(Collected data entries)
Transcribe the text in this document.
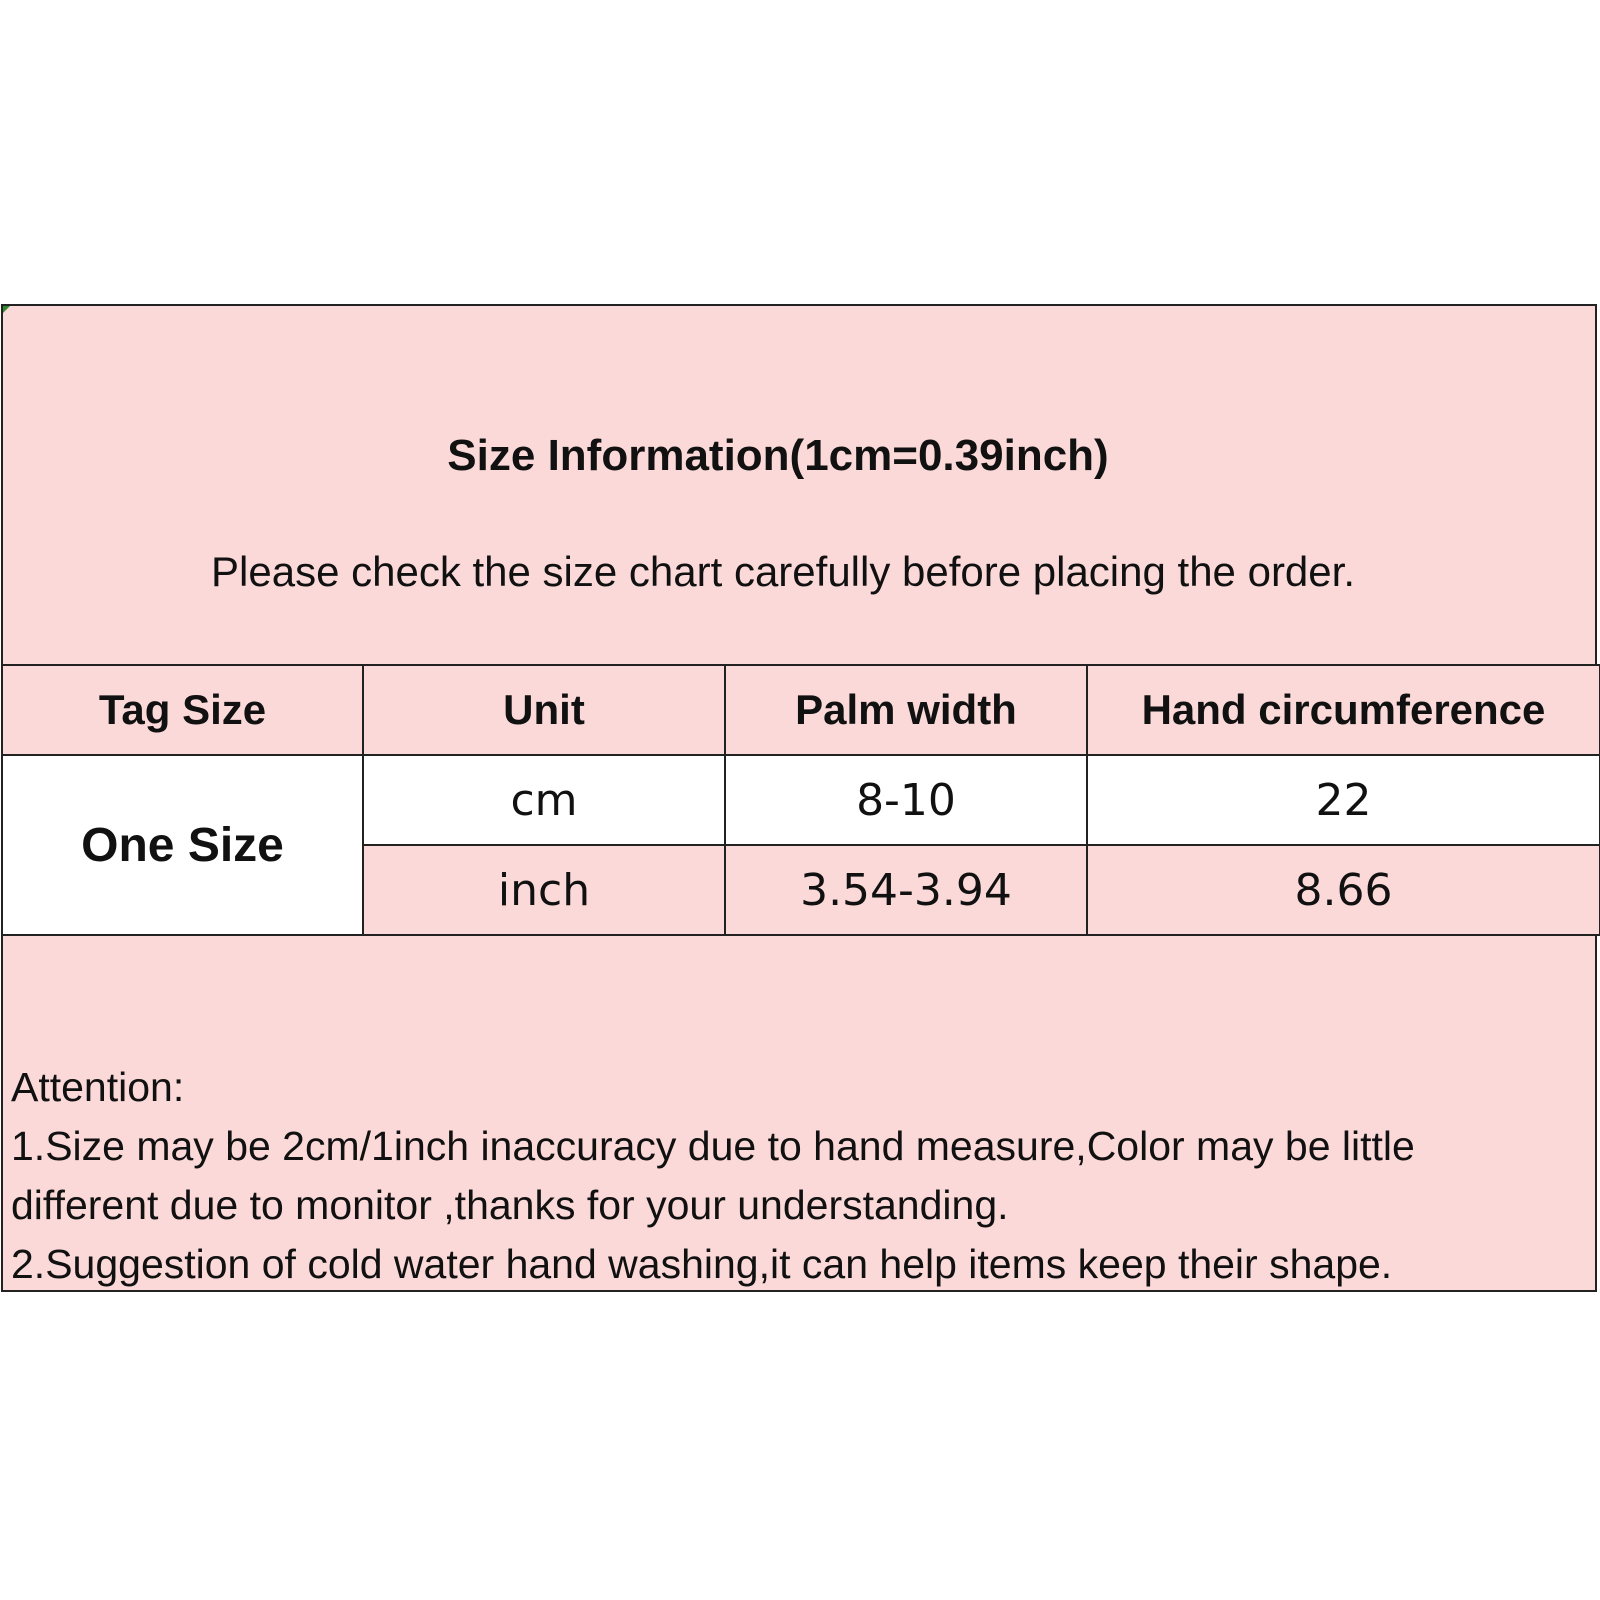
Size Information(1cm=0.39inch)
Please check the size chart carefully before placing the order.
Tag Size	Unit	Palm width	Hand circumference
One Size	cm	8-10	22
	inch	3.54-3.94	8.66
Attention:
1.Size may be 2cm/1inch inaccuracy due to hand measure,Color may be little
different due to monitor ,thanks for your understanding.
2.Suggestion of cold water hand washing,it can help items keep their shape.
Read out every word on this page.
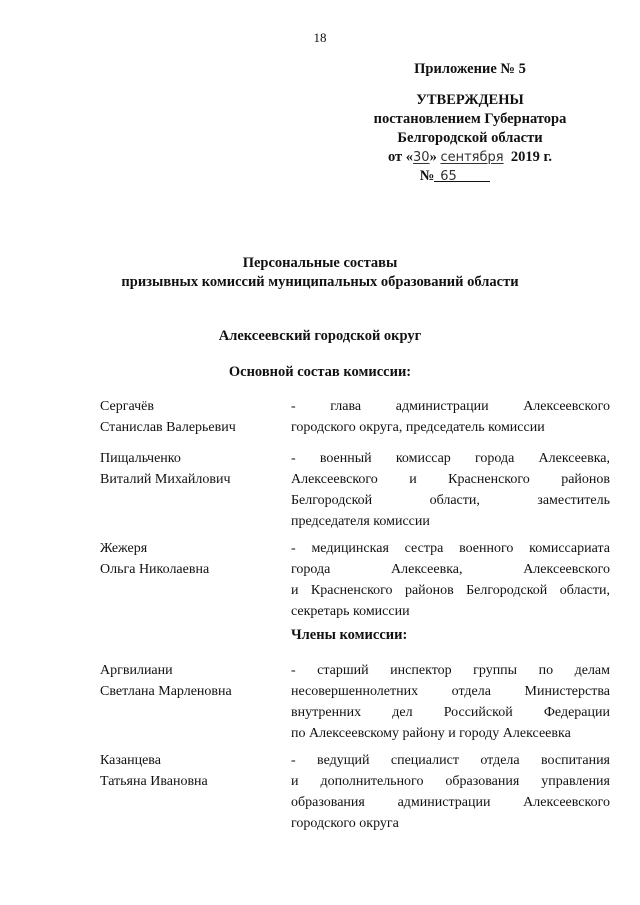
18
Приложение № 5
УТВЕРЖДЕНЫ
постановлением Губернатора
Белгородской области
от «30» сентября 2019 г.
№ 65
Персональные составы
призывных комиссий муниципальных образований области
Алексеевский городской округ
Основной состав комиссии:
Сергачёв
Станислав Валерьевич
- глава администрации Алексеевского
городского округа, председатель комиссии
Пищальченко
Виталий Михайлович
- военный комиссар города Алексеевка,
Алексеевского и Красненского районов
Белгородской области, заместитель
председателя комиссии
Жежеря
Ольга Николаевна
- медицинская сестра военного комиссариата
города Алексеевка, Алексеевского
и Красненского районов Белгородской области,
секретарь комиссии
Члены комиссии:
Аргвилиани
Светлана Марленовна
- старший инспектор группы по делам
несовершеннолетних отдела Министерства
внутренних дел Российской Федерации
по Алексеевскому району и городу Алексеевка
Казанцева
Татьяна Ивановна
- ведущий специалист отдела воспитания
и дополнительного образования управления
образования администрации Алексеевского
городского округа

Set problem: Using the data above, write out every line exactly, leaving the images behind.

Task answer:
Transcribe the text in this document.
Size Information(1cm=0.39inch)
Please check the size chart carefully before placing the order.
Tag Size	Unit	Palm width	Hand circumference
One Size	cm	8-10	22
	inch	3.54-3.94	8.66
Attention:
1.Size may be 2cm/1inch inaccuracy due to hand measure,Color may be little
different due to monitor ,thanks for your understanding.
2.Suggestion of cold water hand washing,it can help items keep their shape.
Read out every word on this page.
18
Приложение № 5
УТВЕРЖДЕНЫ
постановлением Губернатора
Белгородской области
от «30» сентября 2019 г.
№ 65
Персональные составы
призывных комиссий муниципальных образований области
Алексеевский городской округ
Основной состав комиссии:
Сергачёв
Станислав Валерьевич
- глава администрации Алексеевского
городского округа, председатель комиссии
Пищальченко
Виталий Михайлович
- военный комиссар города Алексеевка,
Алексеевского и Красненского районов
Белгородской области, заместитель
председателя комиссии
Жежеря
Ольга Николаевна
- медицинская сестра военного комиссариата
города Алексеевка, Алексеевского
и Красненского районов Белгородской области,
секретарь комиссии
Члены комиссии:
Аргвилиани
Светлана Марленовна
- старший инспектор группы по делам
несовершеннолетних отдела Министерства
внутренних дел Российской Федерации
по Алексеевскому району и городу Алексеевка
Казанцева
Татьяна Ивановна
- ведущий специалист отдела воспитания
и дополнительного образования управления
образования администрации Алексеевского
городского округа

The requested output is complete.